WHAT THE TASK ASKS:
Only a number is wanted: how many lines in these records contain the word "shirt"?

DATA SUPPLIED:
***
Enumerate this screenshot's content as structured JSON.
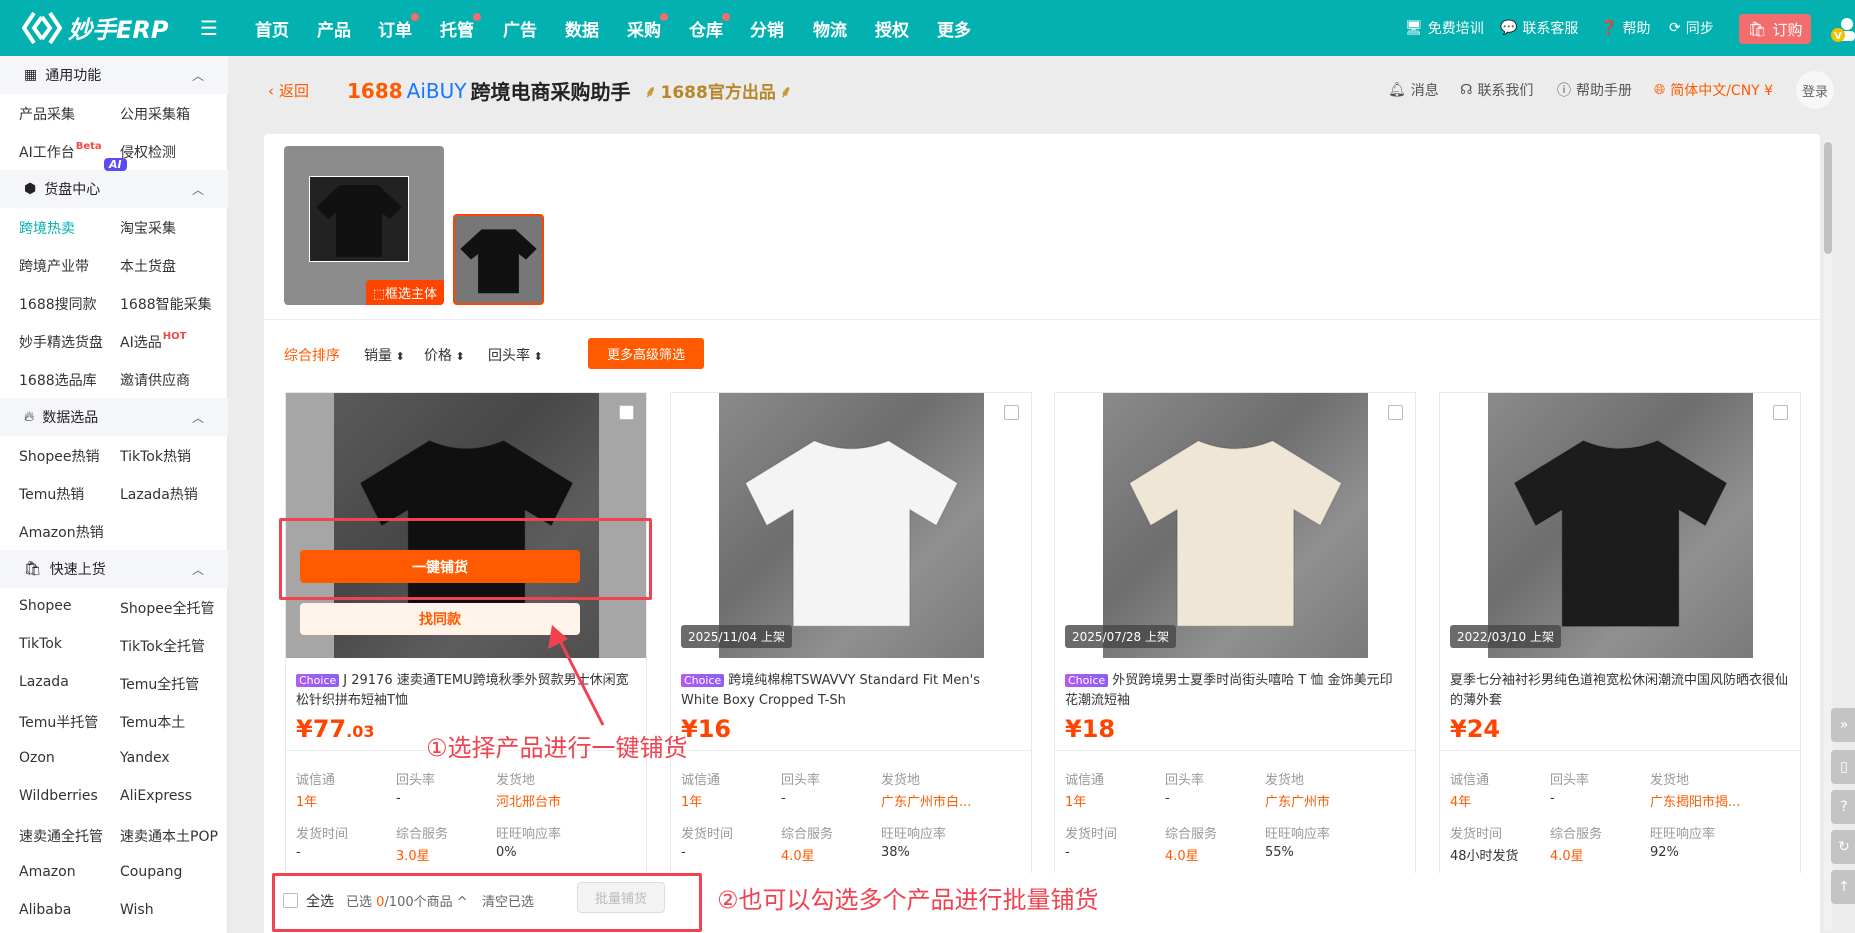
{
  "topbar": {
    "logo_text": "妙手ERP",
    "nav": [
      {
        "label": "首页",
        "dot": false
      },
      {
        "label": "产品",
        "dot": false
      },
      {
        "label": "订单",
        "dot": true
      },
      {
        "label": "托管",
        "dot": true
      },
      {
        "label": "广告",
        "dot": false
      },
      {
        "label": "数据",
        "dot": false
      },
      {
        "label": "采购",
        "dot": true
      },
      {
        "label": "仓库",
        "dot": true
      },
      {
        "label": "分销",
        "dot": false
      },
      {
        "label": "物流",
        "dot": false
      },
      {
        "label": "授权",
        "dot": false
      },
      {
        "label": "更多",
        "dot": false
      }
    ],
    "free_training": "免费培训",
    "customer_service": "联系客服",
    "help": "帮助",
    "sync": "同步",
    "order": "订购",
    "avatar_badge": "V"
  },
  "sidebar": {
    "sections": [
      {
        "title": "通用功能",
        "icon": "grid-icon",
        "items": [
          {
            "label": "产品采集"
          },
          {
            "label": "公用采集箱"
          },
          {
            "label": "AI工作台",
            "sup": "Beta"
          },
          {
            "label": "侵权检测"
          }
        ]
      },
      {
        "title": "货盘中心",
        "icon": "cube-icon",
        "badge": "AI",
        "items": [
          {
            "label": "跨境热卖",
            "active": true
          },
          {
            "label": "淘宝采集"
          },
          {
            "label": "跨境产业带"
          },
          {
            "label": "本土货盘"
          },
          {
            "label": "1688搜同款"
          },
          {
            "label": "1688智能采集"
          },
          {
            "label": "妙手精选货盘"
          },
          {
            "label": "AI选品",
            "sup": "HOT"
          },
          {
            "label": "1688选品库"
          },
          {
            "label": "邀请供应商"
          }
        ]
      },
      {
        "title": "数据选品",
        "icon": "fire-icon",
        "items": [
          {
            "label": "Shopee热销"
          },
          {
            "label": "TikTok热销"
          },
          {
            "label": "Temu热销"
          },
          {
            "label": "Lazada热销"
          },
          {
            "label": "Amazon热销"
          }
        ]
      },
      {
        "title": "快速上货",
        "icon": "bag-icon",
        "items": [
          {
            "label": "Shopee"
          },
          {
            "label": "Shopee全托管"
          },
          {
            "label": "TikTok"
          },
          {
            "label": "TikTok全托管"
          },
          {
            "label": "Lazada"
          },
          {
            "label": "Temu全托管"
          },
          {
            "label": "Temu半托管"
          },
          {
            "label": "Temu本土"
          },
          {
            "label": "Ozon"
          },
          {
            "label": "Yandex"
          },
          {
            "label": "Wildberries"
          },
          {
            "label": "AliExpress"
          },
          {
            "label": "速卖通全托管"
          },
          {
            "label": "速卖通本土POP"
          },
          {
            "label": "Amazon"
          },
          {
            "label": "Coupang"
          },
          {
            "label": "Alibaba"
          },
          {
            "label": "Wish"
          }
        ]
      }
    ]
  },
  "header": {
    "back": "返回",
    "brand_1688": "1688",
    "brand_aibuy": "AiBUY",
    "brand_title": "跨境电商采购助手",
    "official": "1688官方出品",
    "messages": "消息",
    "contact_us": "联系我们",
    "help_manual": "帮助手册",
    "language": "简体中文/CNY ¥",
    "login": "登录"
  },
  "image_search": {
    "select_subject": "框选主体"
  },
  "sort": {
    "items": [
      "综合排序",
      "销量",
      "价格",
      "回头率"
    ],
    "advanced_filter": "更多高级筛选"
  },
  "stat_labels": [
    "诚信通",
    "回头率",
    "发货地",
    "发货时间",
    "综合服务",
    "旺旺响应率"
  ],
  "hover_actions": {
    "one_click": "一键铺货",
    "find_same": "找同款"
  },
  "products": [
    {
      "choice": "Choice",
      "title": "J 29176 速卖通TEMU跨境秋季外贸款男士休闲宽松针织拼布短袖T恤",
      "price_int": "¥77",
      "price_dec": ".03",
      "date": "",
      "shirt": "#1a1a1a",
      "stats": [
        "1年",
        "-",
        "河北邢台市",
        "-",
        "3.0星",
        "0%"
      ]
    },
    {
      "choice": "Choice",
      "title": "跨境纯棉棉TSWAVVY Standard Fit Men's White Boxy Cropped T-Sh",
      "price_int": "¥16",
      "price_dec": "",
      "date": "2025/11/04 上架",
      "shirt": "#f4f4f4",
      "stats": [
        "1年",
        "-",
        "广东广州市白...",
        "-",
        "4.0星",
        "38%"
      ]
    },
    {
      "choice": "Choice",
      "title": "外贸跨境男士夏季时尚街头嘻哈 T 恤 金饰美元印花潮流短袖",
      "price_int": "¥18",
      "price_dec": "",
      "date": "2025/07/28 上架",
      "shirt": "#efe6d6",
      "stats": [
        "1年",
        "-",
        "广东广州市",
        "-",
        "4.0星",
        "55%"
      ]
    },
    {
      "choice": "",
      "title": "夏季七分袖衬衫男纯色道袍宽松休闲潮流中国风防晒衣很仙的薄外套",
      "price_int": "¥24",
      "price_dec": "",
      "date": "2022/03/10 上架",
      "shirt": "#1c1c1c",
      "stats": [
        "4年",
        "-",
        "广东揭阳市揭...",
        "48小时发货",
        "4.0星",
        "92%"
      ]
    }
  ],
  "bulk": {
    "select_all": "全选",
    "selected_prefix": "已选 ",
    "selected_count": "0",
    "selected_suffix": "/100个商品",
    "clear": "清空已选",
    "bulk_list": "批量铺货"
  },
  "annotations": {
    "step1": "①选择产品进行一键铺货",
    "step2": "②也可以勾选多个产品进行批量铺货"
  },
  "colors": {
    "brand": "#03b2b0",
    "accent": "#ff5a00",
    "annotation": "#f0434f"
  }
}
***
EXERCISE RESULT:
4